▼
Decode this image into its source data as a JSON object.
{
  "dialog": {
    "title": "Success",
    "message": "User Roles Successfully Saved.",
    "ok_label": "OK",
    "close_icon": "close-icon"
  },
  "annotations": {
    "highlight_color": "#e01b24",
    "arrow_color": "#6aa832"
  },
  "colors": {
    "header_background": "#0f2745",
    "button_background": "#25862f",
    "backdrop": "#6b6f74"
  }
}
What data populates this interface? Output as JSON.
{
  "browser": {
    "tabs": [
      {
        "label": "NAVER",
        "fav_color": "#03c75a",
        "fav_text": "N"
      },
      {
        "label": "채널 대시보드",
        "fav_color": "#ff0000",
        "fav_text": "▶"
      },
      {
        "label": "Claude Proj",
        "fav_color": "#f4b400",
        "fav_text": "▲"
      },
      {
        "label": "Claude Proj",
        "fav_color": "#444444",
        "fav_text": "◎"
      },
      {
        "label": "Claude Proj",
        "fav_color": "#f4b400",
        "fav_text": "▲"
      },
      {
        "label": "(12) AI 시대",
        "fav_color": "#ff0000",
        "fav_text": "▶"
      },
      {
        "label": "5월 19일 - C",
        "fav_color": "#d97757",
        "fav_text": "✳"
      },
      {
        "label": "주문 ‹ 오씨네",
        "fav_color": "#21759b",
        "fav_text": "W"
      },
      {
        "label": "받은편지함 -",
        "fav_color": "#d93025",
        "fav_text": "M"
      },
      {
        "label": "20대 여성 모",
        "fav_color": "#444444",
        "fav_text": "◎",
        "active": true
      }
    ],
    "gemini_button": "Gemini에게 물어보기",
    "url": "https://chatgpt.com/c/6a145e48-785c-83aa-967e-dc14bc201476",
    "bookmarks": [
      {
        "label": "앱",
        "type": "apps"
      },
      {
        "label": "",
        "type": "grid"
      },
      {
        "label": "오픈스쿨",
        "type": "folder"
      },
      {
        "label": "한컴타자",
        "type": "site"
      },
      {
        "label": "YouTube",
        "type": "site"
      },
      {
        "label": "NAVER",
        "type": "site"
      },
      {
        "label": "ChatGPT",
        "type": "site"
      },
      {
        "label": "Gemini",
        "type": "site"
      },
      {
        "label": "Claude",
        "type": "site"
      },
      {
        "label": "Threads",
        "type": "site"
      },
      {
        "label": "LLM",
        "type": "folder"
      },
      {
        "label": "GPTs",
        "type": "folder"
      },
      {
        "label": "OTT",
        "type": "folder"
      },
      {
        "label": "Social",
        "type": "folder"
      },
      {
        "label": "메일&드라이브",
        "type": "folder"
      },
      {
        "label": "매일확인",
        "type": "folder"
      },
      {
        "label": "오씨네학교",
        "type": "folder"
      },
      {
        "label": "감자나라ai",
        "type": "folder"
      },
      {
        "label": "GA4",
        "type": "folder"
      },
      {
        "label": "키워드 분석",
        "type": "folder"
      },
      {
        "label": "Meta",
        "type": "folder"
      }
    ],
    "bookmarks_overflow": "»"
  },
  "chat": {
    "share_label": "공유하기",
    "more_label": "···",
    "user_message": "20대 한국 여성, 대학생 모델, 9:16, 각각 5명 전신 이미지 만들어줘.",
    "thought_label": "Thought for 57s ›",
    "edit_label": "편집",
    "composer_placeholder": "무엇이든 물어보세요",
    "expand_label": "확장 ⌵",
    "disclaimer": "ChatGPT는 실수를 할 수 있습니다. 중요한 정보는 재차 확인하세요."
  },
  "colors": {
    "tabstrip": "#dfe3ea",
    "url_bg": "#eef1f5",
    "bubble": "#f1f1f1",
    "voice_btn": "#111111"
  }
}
▲
— Exercise task —
Take the entries above and transcribe them exactly.

— Solved problem —
Decode this image into its source data as a JSON object.
{
  "dialog": {
    "title": "Success",
    "message": "User Roles Successfully Saved.",
    "ok_label": "OK",
    "close_icon": "close-icon"
  },
  "annotations": {
    "highlight_color": "#e01b24",
    "arrow_color": "#6aa832"
  },
  "colors": {
    "header_background": "#0f2745",
    "button_background": "#25862f",
    "backdrop": "#6b6f74"
  }
}
What data populates this interface? Output as JSON.
{
  "browser": {
    "tabs": [
      {
        "label": "NAVER",
        "fav_color": "#03c75a",
        "fav_text": "N"
      },
      {
        "label": "채널 대시보드",
        "fav_color": "#ff0000",
        "fav_text": "▶"
      },
      {
        "label": "Claude Proj",
        "fav_color": "#f4b400",
        "fav_text": "▲"
      },
      {
        "label": "Claude Proj",
        "fav_color": "#444444",
        "fav_text": "◎"
      },
      {
        "label": "Claude Proj",
        "fav_color": "#f4b400",
        "fav_text": "▲"
      },
      {
        "label": "(12) AI 시대",
        "fav_color": "#ff0000",
        "fav_text": "▶"
      },
      {
        "label": "5월 19일 - C",
        "fav_color": "#d97757",
        "fav_text": "✳"
      },
      {
        "label": "주문 ‹ 오씨네",
        "fav_color": "#21759b",
        "fav_text": "W"
      },
      {
        "label": "받은편지함 -",
        "fav_color": "#d93025",
        "fav_text": "M"
      },
      {
        "label": "20대 여성 모",
        "fav_color": "#444444",
        "fav_text": "◎",
        "active": true
      }
    ],
    "gemini_button": "Gemini에게 물어보기",
    "url": "https://chatgpt.com/c/6a145e48-785c-83aa-967e-dc14bc201476",
    "bookmarks": [
      {
        "label": "앱",
        "type": "apps"
      },
      {
        "label": "",
        "type": "grid"
      },
      {
        "label": "오픈스쿨",
        "type": "folder"
      },
      {
        "label": "한컴타자",
        "type": "site"
      },
      {
        "label": "YouTube",
        "type": "site"
      },
      {
        "label": "NAVER",
        "type": "site"
      },
      {
        "label": "ChatGPT",
        "type": "site"
      },
      {
        "label": "Gemini",
        "type": "site"
      },
      {
        "label": "Claude",
        "type": "site"
      },
      {
        "label": "Threads",
        "type": "site"
      },
      {
        "label": "LLM",
        "type": "folder"
      },
      {
        "label": "GPTs",
        "type": "folder"
      },
      {
        "label": "OTT",
        "type": "folder"
      },
      {
        "label": "Social",
        "type": "folder"
      },
      {
        "label": "메일&드라이브",
        "type": "folder"
      },
      {
        "label": "매일확인",
        "type": "folder"
      },
      {
        "label": "오씨네학교",
        "type": "folder"
      },
      {
        "label": "감자나라ai",
        "type": "folder"
      },
      {
        "label": "GA4",
        "type": "folder"
      },
      {
        "label": "키워드 분석",
        "type": "folder"
      },
      {
        "label": "Meta",
        "type": "folder"
      }
    ],
    "bookmarks_overflow": "»"
  },
  "chat": {
    "share_label": "공유하기",
    "more_label": "···",
    "user_message": "20대 한국 여성, 대학생 모델, 9:16, 각각 5명 전신 이미지 만들어줘.",
    "thought_label": "Thought for 57s ›",
    "edit_label": "편집",
    "composer_placeholder": "무엇이든 물어보세요",
    "expand_label": "확장 ⌵",
    "disclaimer": "ChatGPT는 실수를 할 수 있습니다. 중요한 정보는 재차 확인하세요."
  },
  "colors": {
    "tabstrip": "#dfe3ea",
    "url_bg": "#eef1f5",
    "bubble": "#f1f1f1",
    "voice_btn": "#111111"
  }
}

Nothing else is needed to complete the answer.